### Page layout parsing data
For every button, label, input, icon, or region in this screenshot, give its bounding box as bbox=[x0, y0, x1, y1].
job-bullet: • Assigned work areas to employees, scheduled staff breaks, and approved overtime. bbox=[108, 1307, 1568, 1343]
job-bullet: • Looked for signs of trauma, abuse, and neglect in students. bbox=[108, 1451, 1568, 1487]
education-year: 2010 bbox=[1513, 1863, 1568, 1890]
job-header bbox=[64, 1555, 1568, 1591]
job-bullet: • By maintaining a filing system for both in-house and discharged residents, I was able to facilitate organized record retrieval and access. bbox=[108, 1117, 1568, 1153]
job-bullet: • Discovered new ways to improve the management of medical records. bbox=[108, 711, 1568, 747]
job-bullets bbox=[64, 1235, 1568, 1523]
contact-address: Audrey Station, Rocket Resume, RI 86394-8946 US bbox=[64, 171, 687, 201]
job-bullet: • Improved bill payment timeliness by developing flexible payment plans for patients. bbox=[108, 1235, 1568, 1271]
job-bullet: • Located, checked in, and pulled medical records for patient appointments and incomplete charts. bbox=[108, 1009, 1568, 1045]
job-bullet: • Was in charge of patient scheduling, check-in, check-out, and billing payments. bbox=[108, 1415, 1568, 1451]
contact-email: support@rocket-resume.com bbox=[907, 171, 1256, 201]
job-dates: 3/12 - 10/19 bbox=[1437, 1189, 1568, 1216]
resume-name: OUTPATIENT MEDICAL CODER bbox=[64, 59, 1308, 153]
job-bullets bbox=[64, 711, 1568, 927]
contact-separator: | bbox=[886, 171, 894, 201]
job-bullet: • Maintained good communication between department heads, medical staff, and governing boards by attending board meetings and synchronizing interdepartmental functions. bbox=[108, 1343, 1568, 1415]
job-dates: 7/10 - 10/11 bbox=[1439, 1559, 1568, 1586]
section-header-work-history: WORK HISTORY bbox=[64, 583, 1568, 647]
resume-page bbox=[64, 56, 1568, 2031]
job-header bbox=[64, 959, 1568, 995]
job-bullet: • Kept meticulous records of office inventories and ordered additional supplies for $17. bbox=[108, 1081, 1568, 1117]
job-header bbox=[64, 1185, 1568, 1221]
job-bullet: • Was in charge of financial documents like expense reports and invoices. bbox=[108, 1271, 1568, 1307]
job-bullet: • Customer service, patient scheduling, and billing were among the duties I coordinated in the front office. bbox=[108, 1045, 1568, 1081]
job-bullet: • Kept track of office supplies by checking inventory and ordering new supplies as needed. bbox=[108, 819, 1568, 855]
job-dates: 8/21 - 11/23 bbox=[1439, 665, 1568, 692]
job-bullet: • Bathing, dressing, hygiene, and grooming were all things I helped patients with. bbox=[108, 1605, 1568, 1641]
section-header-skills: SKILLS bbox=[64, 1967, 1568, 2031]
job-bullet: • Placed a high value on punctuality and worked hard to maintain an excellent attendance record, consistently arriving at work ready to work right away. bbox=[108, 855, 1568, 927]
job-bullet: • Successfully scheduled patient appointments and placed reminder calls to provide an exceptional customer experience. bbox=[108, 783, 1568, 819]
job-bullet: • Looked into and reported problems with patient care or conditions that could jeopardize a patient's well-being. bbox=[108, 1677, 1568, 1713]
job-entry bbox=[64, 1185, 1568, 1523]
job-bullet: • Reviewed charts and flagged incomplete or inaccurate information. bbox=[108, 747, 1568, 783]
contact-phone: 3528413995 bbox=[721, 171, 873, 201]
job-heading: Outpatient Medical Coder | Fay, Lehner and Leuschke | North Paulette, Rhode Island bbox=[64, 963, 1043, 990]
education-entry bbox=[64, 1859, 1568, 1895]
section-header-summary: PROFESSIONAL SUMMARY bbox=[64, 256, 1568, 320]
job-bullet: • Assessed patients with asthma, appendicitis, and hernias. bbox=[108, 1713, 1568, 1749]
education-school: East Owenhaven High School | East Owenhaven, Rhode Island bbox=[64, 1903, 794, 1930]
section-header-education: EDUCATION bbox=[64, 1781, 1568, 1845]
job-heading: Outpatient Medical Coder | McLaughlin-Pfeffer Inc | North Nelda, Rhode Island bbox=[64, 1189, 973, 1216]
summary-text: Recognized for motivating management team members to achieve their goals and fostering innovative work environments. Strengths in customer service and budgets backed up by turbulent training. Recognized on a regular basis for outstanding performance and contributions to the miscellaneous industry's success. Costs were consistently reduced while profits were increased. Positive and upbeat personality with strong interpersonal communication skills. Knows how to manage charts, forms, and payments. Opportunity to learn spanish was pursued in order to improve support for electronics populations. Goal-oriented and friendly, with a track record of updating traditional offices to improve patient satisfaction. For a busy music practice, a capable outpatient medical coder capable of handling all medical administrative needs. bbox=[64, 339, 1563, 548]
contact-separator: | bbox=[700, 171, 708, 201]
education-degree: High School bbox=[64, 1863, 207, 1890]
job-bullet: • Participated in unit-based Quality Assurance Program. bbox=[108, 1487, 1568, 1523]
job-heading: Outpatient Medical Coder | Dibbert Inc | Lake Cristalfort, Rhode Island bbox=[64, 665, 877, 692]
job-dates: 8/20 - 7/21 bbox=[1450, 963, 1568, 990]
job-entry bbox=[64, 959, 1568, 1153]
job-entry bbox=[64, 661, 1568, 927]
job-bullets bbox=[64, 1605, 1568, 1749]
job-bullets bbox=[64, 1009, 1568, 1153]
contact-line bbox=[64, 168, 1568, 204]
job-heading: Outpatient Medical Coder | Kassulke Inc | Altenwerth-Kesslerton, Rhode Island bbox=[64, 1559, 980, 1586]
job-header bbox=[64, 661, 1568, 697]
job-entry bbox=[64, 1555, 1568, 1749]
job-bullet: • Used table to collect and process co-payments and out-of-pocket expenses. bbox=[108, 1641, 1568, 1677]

### Work to be completed
Give back the data above exactly, so that every line matches.

### Worked solution
For every button, label, input, icon, or region in this screenshot, give its bounding box as bbox=[x0, y0, x1, y1].
job-bullet: • Assigned work areas to employees, scheduled staff breaks, and approved overtime. bbox=[108, 1307, 1568, 1343]
job-bullet: • Looked for signs of trauma, abuse, and neglect in students. bbox=[108, 1451, 1568, 1487]
education-year: 2010 bbox=[1513, 1863, 1568, 1890]
job-header bbox=[64, 1555, 1568, 1591]
job-bullet: • By maintaining a filing system for both in-house and discharged residents, I was able to facilitate organized record retrieval and access. bbox=[108, 1117, 1568, 1153]
job-bullet: • Discovered new ways to improve the management of medical records. bbox=[108, 711, 1568, 747]
job-bullets bbox=[64, 1235, 1568, 1523]
contact-address: Audrey Station, Rocket Resume, RI 86394-8946 US bbox=[64, 171, 687, 201]
job-bullet: • Improved bill payment timeliness by developing flexible payment plans for patients. bbox=[108, 1235, 1568, 1271]
job-bullet: • Located, checked in, and pulled medical records for patient appointments and incomplete charts. bbox=[108, 1009, 1568, 1045]
job-bullet: • Was in charge of patient scheduling, check-in, check-out, and billing payments. bbox=[108, 1415, 1568, 1451]
contact-email: support@rocket-resume.com bbox=[907, 171, 1256, 201]
job-dates: 3/12 - 10/19 bbox=[1437, 1189, 1568, 1216]
resume-name: OUTPATIENT MEDICAL CODER bbox=[64, 59, 1308, 153]
job-bullets bbox=[64, 711, 1568, 927]
contact-separator: | bbox=[886, 171, 894, 201]
job-bullet: • Maintained good communication between department heads, medical staff, and governing boards by attending board meetings and synchronizing interdepartmental functions. bbox=[108, 1343, 1568, 1415]
job-dates: 7/10 - 10/11 bbox=[1439, 1559, 1568, 1586]
section-header-work-history: WORK HISTORY bbox=[64, 583, 1568, 647]
resume-page bbox=[64, 56, 1568, 2031]
job-header bbox=[64, 959, 1568, 995]
job-bullet: • Kept meticulous records of office inventories and ordered additional supplies for $17. bbox=[108, 1081, 1568, 1117]
job-header bbox=[64, 1185, 1568, 1221]
job-bullet: • Was in charge of financial documents like expense reports and invoices. bbox=[108, 1271, 1568, 1307]
job-bullet: • Customer service, patient scheduling, and billing were among the duties I coordinated in the front office. bbox=[108, 1045, 1568, 1081]
job-bullet: • Kept track of office supplies by checking inventory and ordering new supplies as needed. bbox=[108, 819, 1568, 855]
job-dates: 8/21 - 11/23 bbox=[1439, 665, 1568, 692]
job-bullet: • Bathing, dressing, hygiene, and grooming were all things I helped patients with. bbox=[108, 1605, 1568, 1641]
section-header-skills: SKILLS bbox=[64, 1967, 1568, 2031]
job-bullet: • Placed a high value on punctuality and worked hard to maintain an excellent attendance record, consistently arriving at work ready to work right away. bbox=[108, 855, 1568, 927]
job-bullet: • Successfully scheduled patient appointments and placed reminder calls to provide an exceptional customer experience. bbox=[108, 783, 1568, 819]
job-bullet: • Looked into and reported problems with patient care or conditions that could jeopardize a patient's well-being. bbox=[108, 1677, 1568, 1713]
job-entry bbox=[64, 1185, 1568, 1523]
job-bullet: • Reviewed charts and flagged incomplete or inaccurate information. bbox=[108, 747, 1568, 783]
contact-phone: 3528413995 bbox=[721, 171, 873, 201]
job-heading: Outpatient Medical Coder | Fay, Lehner and Leuschke | North Paulette, Rhode Island bbox=[64, 963, 1043, 990]
education-entry bbox=[64, 1859, 1568, 1895]
section-header-summary: PROFESSIONAL SUMMARY bbox=[64, 256, 1568, 320]
job-bullet: • Assessed patients with asthma, appendicitis, and hernias. bbox=[108, 1713, 1568, 1749]
education-school: East Owenhaven High School | East Owenhaven, Rhode Island bbox=[64, 1903, 794, 1930]
section-header-education: EDUCATION bbox=[64, 1781, 1568, 1845]
job-heading: Outpatient Medical Coder | McLaughlin-Pfeffer Inc | North Nelda, Rhode Island bbox=[64, 1189, 973, 1216]
summary-text: Recognized for motivating management team members to achieve their goals and fostering innovative work environments. Strengths in customer service and budgets backed up by turbulent training. Recognized on a regular basis for outstanding performance and contributions to the miscellaneous industry's success. Costs were consistently reduced while profits were increased. Positive and upbeat personality with strong interpersonal communication skills. Knows how to manage charts, forms, and payments. Opportunity to learn spanish was pursued in order to improve support for electronics populations. Goal-oriented and friendly, with a track record of updating traditional offices to improve patient satisfaction. For a busy music practice, a capable outpatient medical coder capable of handling all medical administrative needs. bbox=[64, 339, 1563, 548]
contact-separator: | bbox=[700, 171, 708, 201]
education-degree: High School bbox=[64, 1863, 207, 1890]
job-bullet: • Participated in unit-based Quality Assurance Program. bbox=[108, 1487, 1568, 1523]
job-heading: Outpatient Medical Coder | Dibbert Inc | Lake Cristalfort, Rhode Island bbox=[64, 665, 877, 692]
job-dates: 8/20 - 7/21 bbox=[1450, 963, 1568, 990]
job-entry bbox=[64, 959, 1568, 1153]
job-entry bbox=[64, 661, 1568, 927]
job-bullets bbox=[64, 1605, 1568, 1749]
job-bullets bbox=[64, 1009, 1568, 1153]
contact-line bbox=[64, 168, 1568, 204]
job-heading: Outpatient Medical Coder | Kassulke Inc | Altenwerth-Kesslerton, Rhode Island bbox=[64, 1559, 980, 1586]
job-header bbox=[64, 661, 1568, 697]
job-entry bbox=[64, 1555, 1568, 1749]
job-bullet: • Used table to collect and process co-payments and out-of-pocket expenses. bbox=[108, 1641, 1568, 1677]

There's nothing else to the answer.